- _What this task involves_:
Quote each line of the material verbatim, without the pictures.

- _Record set_:
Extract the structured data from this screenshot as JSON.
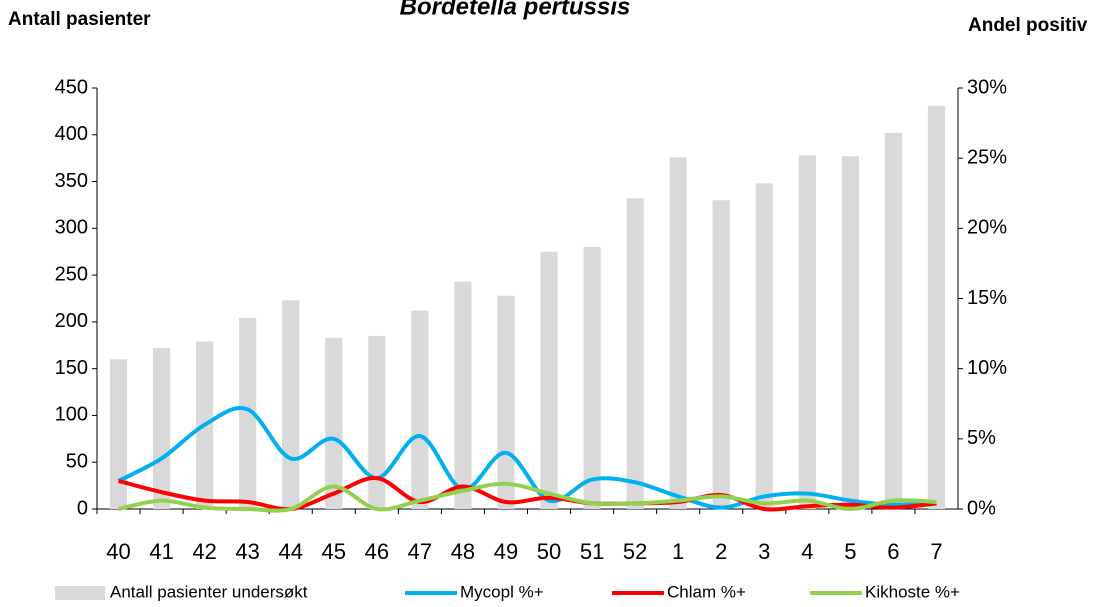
{
  "chart_data": {
    "type": "bar_line",
    "title": "Bordetella pertussis",
    "y_label": "Antall pasienter",
    "y2_label": "Andel positiv",
    "categories": [
      "40",
      "41",
      "42",
      "43",
      "44",
      "45",
      "46",
      "47",
      "48",
      "49",
      "50",
      "51",
      "52",
      "1",
      "2",
      "3",
      "4",
      "5",
      "6",
      "7"
    ],
    "ylim": [
      0,
      450
    ],
    "yticks": [
      0,
      50,
      100,
      150,
      200,
      250,
      300,
      350,
      400,
      450
    ],
    "y2lim": [
      0,
      30
    ],
    "y2ticks": [
      {
        "value": 0,
        "label": "0%"
      },
      {
        "value": 5,
        "label": "5%"
      },
      {
        "value": 10,
        "label": "10%"
      },
      {
        "value": 15,
        "label": "15%"
      },
      {
        "value": 20,
        "label": "20%"
      },
      {
        "value": 25,
        "label": "25%"
      },
      {
        "value": 30,
        "label": "30%"
      }
    ],
    "series": [
      {
        "name": "Antall pasienter undersøkt",
        "type": "bar",
        "color": "#d9d9d9",
        "values": [
          160,
          172,
          179,
          204,
          223,
          183,
          185,
          212,
          243,
          228,
          275,
          280,
          332,
          376,
          330,
          348,
          378,
          377,
          402,
          431
        ]
      },
      {
        "name": "Mycopl %+",
        "type": "line",
        "axis": "y2",
        "color": "#00b0f0",
        "values": [
          2.0,
          3.6,
          6.0,
          7.1,
          3.6,
          5.0,
          2.2,
          5.2,
          1.4,
          4.0,
          0.6,
          2.1,
          1.9,
          0.9,
          0.1,
          0.9,
          1.1,
          0.6,
          0.3,
          0.5
        ]
      },
      {
        "name": "Chlam %+",
        "type": "line",
        "axis": "y2",
        "color": "#ff0000",
        "values": [
          2.0,
          1.2,
          0.6,
          0.5,
          0,
          1.1,
          2.2,
          0.5,
          1.6,
          0.5,
          0.8,
          0.4,
          0.4,
          0.5,
          1.0,
          0,
          0.2,
          0.3,
          0.1,
          0.4
        ]
      },
      {
        "name": "Kikhoste %+",
        "type": "line",
        "axis": "y2",
        "color": "#92d050",
        "values": [
          0,
          0.6,
          0.1,
          0,
          0,
          1.6,
          0,
          0.6,
          1.3,
          1.8,
          1.1,
          0.4,
          0.4,
          0.6,
          0.9,
          0.4,
          0.6,
          0,
          0.6,
          0.5
        ]
      }
    ]
  }
}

- _Worked solution_:
Extract the structured data from this screenshot as JSON.
{
  "chart_data": {
    "type": "bar_line",
    "title": "Bordetella pertussis",
    "y_label": "Antall pasienter",
    "y2_label": "Andel positiv",
    "categories": [
      "40",
      "41",
      "42",
      "43",
      "44",
      "45",
      "46",
      "47",
      "48",
      "49",
      "50",
      "51",
      "52",
      "1",
      "2",
      "3",
      "4",
      "5",
      "6",
      "7"
    ],
    "ylim": [
      0,
      450
    ],
    "yticks": [
      0,
      50,
      100,
      150,
      200,
      250,
      300,
      350,
      400,
      450
    ],
    "y2lim": [
      0,
      30
    ],
    "y2ticks": [
      {
        "value": 0,
        "label": "0%"
      },
      {
        "value": 5,
        "label": "5%"
      },
      {
        "value": 10,
        "label": "10%"
      },
      {
        "value": 15,
        "label": "15%"
      },
      {
        "value": 20,
        "label": "20%"
      },
      {
        "value": 25,
        "label": "25%"
      },
      {
        "value": 30,
        "label": "30%"
      }
    ],
    "series": [
      {
        "name": "Antall pasienter undersøkt",
        "type": "bar",
        "color": "#d9d9d9",
        "values": [
          160,
          172,
          179,
          204,
          223,
          183,
          185,
          212,
          243,
          228,
          275,
          280,
          332,
          376,
          330,
          348,
          378,
          377,
          402,
          431
        ]
      },
      {
        "name": "Mycopl %+",
        "type": "line",
        "axis": "y2",
        "color": "#00b0f0",
        "values": [
          2.0,
          3.6,
          6.0,
          7.1,
          3.6,
          5.0,
          2.2,
          5.2,
          1.4,
          4.0,
          0.6,
          2.1,
          1.9,
          0.9,
          0.1,
          0.9,
          1.1,
          0.6,
          0.3,
          0.5
        ]
      },
      {
        "name": "Chlam %+",
        "type": "line",
        "axis": "y2",
        "color": "#ff0000",
        "values": [
          2.0,
          1.2,
          0.6,
          0.5,
          0,
          1.1,
          2.2,
          0.5,
          1.6,
          0.5,
          0.8,
          0.4,
          0.4,
          0.5,
          1.0,
          0,
          0.2,
          0.3,
          0.1,
          0.4
        ]
      },
      {
        "name": "Kikhoste %+",
        "type": "line",
        "axis": "y2",
        "color": "#92d050",
        "values": [
          0,
          0.6,
          0.1,
          0,
          0,
          1.6,
          0,
          0.6,
          1.3,
          1.8,
          1.1,
          0.4,
          0.4,
          0.6,
          0.9,
          0.4,
          0.6,
          0,
          0.6,
          0.5
        ]
      }
    ]
  }
}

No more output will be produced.